--- What to produce ---
Every line below that holds the string "sportive" should be copied out.

(Entries from a dataset)
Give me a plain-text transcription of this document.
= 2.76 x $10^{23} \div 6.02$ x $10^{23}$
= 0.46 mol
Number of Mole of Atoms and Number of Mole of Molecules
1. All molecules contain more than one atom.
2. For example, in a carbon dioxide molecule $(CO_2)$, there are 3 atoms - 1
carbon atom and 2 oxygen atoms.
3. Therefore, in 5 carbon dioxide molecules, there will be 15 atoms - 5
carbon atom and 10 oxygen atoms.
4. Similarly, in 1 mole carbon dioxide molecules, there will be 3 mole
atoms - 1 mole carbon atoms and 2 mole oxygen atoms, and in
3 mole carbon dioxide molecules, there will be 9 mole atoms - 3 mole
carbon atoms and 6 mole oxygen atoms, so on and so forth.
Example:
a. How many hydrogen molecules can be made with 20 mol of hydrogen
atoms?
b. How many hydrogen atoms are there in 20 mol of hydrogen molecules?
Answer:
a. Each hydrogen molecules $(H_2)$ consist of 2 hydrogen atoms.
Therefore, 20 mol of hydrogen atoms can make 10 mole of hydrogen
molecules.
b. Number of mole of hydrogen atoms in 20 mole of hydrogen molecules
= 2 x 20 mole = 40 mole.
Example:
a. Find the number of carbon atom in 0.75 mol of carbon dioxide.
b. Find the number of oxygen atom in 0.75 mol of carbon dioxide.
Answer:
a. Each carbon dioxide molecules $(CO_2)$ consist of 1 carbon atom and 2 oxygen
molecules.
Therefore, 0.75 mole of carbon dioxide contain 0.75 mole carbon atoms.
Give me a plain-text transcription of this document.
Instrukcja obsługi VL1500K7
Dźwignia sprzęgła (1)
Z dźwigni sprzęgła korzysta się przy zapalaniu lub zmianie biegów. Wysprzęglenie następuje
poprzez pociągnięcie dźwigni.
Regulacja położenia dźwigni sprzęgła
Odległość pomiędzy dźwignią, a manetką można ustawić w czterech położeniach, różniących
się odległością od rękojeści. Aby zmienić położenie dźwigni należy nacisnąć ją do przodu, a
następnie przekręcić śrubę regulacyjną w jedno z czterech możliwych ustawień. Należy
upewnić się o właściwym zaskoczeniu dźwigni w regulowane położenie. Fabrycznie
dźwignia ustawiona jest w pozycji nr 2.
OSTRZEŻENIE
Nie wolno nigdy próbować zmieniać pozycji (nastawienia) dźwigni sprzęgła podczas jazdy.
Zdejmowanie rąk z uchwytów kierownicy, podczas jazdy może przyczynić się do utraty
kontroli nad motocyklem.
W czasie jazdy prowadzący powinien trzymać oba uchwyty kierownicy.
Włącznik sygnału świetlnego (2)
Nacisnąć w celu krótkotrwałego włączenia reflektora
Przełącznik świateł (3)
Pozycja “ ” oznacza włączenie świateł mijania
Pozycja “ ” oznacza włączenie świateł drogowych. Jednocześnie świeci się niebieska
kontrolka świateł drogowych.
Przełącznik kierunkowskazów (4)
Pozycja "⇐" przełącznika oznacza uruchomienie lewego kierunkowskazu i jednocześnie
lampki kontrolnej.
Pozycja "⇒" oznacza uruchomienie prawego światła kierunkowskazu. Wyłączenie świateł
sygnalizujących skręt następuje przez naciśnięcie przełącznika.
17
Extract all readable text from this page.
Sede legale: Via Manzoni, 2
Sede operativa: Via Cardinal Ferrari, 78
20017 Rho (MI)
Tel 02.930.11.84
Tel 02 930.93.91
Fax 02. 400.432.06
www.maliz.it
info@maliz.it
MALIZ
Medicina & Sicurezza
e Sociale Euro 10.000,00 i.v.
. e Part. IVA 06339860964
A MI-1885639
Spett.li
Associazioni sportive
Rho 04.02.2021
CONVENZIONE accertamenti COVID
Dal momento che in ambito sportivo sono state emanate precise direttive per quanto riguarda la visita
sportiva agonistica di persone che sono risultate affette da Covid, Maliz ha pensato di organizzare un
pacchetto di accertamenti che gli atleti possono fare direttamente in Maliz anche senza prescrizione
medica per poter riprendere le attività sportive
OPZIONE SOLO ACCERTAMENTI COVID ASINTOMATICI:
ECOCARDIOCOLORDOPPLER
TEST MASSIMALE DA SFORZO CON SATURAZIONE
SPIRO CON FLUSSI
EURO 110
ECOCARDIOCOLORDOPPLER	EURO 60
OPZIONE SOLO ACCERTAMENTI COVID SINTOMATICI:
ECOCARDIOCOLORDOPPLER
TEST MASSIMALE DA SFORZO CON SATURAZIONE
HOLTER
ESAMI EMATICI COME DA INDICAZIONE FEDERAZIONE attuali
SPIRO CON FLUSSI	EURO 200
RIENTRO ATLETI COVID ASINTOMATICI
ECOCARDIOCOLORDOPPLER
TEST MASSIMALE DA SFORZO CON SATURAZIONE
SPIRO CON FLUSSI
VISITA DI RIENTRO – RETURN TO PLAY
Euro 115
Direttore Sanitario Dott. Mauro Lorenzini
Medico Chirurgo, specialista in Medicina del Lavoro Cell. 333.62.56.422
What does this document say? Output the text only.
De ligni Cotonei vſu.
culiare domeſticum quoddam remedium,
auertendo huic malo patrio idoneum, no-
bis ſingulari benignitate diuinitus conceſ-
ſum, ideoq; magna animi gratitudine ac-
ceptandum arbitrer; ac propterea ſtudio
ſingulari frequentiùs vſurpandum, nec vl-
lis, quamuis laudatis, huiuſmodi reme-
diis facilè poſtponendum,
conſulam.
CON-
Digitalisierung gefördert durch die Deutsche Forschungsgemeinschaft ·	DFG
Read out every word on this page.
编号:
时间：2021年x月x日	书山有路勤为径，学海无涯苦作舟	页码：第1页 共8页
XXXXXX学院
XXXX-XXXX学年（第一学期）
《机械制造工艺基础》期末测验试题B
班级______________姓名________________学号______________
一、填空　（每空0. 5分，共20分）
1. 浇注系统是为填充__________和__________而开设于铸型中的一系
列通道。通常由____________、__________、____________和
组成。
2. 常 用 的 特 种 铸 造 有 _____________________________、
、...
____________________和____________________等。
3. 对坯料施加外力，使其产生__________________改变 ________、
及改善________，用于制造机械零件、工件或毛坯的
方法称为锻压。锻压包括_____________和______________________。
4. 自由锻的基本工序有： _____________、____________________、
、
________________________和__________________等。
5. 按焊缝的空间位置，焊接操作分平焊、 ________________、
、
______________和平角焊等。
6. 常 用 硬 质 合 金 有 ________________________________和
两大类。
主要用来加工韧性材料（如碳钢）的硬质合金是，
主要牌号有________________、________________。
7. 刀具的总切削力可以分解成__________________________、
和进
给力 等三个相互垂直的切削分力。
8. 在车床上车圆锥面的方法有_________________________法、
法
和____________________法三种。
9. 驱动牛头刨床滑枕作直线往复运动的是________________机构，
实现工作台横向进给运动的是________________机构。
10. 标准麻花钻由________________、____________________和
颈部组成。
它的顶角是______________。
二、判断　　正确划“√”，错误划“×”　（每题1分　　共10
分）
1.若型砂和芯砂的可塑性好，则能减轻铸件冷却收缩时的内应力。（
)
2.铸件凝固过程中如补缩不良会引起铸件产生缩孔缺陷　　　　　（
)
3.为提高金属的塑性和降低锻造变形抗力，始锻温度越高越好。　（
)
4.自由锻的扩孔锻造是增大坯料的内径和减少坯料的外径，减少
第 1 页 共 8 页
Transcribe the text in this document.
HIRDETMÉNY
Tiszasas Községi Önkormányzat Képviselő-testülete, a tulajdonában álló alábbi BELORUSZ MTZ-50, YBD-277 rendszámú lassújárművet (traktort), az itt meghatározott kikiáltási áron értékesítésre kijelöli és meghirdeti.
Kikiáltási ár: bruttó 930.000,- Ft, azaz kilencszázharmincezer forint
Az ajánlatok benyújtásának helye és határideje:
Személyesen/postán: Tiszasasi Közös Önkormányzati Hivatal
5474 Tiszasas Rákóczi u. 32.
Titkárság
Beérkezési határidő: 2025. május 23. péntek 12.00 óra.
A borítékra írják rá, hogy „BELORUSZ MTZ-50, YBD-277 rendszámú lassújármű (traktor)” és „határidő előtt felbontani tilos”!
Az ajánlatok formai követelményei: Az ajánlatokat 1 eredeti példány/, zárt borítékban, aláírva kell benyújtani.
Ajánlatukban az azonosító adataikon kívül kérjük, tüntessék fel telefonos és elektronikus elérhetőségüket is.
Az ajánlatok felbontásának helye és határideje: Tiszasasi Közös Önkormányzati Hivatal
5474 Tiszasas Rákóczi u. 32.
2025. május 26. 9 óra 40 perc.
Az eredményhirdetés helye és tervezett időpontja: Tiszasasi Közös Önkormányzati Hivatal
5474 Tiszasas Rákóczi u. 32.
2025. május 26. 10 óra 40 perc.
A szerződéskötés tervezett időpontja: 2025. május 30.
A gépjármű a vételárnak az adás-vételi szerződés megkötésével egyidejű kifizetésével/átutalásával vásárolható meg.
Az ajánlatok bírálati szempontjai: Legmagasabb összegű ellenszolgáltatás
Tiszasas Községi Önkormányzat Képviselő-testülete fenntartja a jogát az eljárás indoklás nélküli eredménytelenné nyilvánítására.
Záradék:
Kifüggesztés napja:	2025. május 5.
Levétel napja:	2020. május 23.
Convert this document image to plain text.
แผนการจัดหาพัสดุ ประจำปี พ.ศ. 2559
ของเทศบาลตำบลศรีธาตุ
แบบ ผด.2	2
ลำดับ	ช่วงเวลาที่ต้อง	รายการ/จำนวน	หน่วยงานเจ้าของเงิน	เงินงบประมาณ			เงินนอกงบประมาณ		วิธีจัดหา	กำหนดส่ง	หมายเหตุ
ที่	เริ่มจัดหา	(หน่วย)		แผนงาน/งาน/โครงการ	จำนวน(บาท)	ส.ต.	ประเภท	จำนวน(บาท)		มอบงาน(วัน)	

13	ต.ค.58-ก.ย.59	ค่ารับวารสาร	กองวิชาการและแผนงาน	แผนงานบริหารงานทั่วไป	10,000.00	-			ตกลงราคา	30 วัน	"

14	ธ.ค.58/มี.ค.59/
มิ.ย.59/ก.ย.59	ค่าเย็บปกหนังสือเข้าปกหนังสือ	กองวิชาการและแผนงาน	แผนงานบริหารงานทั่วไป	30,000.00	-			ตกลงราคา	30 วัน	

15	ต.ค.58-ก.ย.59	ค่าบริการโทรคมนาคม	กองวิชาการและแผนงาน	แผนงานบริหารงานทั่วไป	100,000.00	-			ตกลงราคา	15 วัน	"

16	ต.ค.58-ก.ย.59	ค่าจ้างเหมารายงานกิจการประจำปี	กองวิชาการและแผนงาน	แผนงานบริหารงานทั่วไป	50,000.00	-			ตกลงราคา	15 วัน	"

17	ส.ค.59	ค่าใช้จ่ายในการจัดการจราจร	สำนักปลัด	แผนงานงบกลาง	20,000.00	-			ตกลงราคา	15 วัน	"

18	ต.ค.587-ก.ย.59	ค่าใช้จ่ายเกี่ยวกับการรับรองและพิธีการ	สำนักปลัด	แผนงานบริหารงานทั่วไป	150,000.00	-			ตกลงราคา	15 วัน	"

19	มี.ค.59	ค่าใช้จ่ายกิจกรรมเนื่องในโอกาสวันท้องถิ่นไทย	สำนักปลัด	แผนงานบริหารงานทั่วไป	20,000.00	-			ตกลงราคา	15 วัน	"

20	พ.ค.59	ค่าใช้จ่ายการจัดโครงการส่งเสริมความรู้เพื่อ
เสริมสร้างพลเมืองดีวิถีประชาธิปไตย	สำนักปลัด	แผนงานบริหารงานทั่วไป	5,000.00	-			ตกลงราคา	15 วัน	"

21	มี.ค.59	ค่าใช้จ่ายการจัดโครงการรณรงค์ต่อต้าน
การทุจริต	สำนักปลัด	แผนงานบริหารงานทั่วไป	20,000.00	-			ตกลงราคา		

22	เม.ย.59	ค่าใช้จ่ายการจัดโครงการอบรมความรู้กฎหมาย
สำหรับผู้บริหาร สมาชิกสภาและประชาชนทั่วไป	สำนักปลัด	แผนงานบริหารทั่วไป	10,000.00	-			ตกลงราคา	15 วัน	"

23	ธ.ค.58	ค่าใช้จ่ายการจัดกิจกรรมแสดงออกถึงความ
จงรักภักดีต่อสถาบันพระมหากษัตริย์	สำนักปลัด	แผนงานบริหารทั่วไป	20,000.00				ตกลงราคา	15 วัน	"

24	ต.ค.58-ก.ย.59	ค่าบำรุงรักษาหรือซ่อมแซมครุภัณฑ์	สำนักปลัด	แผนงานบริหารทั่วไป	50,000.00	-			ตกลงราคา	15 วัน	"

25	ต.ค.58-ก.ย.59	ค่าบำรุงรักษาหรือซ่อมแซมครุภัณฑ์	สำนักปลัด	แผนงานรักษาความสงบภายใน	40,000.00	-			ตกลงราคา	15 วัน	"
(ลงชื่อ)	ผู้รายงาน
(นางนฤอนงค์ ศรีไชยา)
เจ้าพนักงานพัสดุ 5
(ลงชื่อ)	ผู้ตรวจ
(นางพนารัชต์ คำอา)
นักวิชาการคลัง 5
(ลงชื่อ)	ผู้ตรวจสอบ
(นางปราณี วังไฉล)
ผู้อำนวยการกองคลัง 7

--- Solution to the problem ---
Associazioni sportive
medica per poter riprendere le attività sportive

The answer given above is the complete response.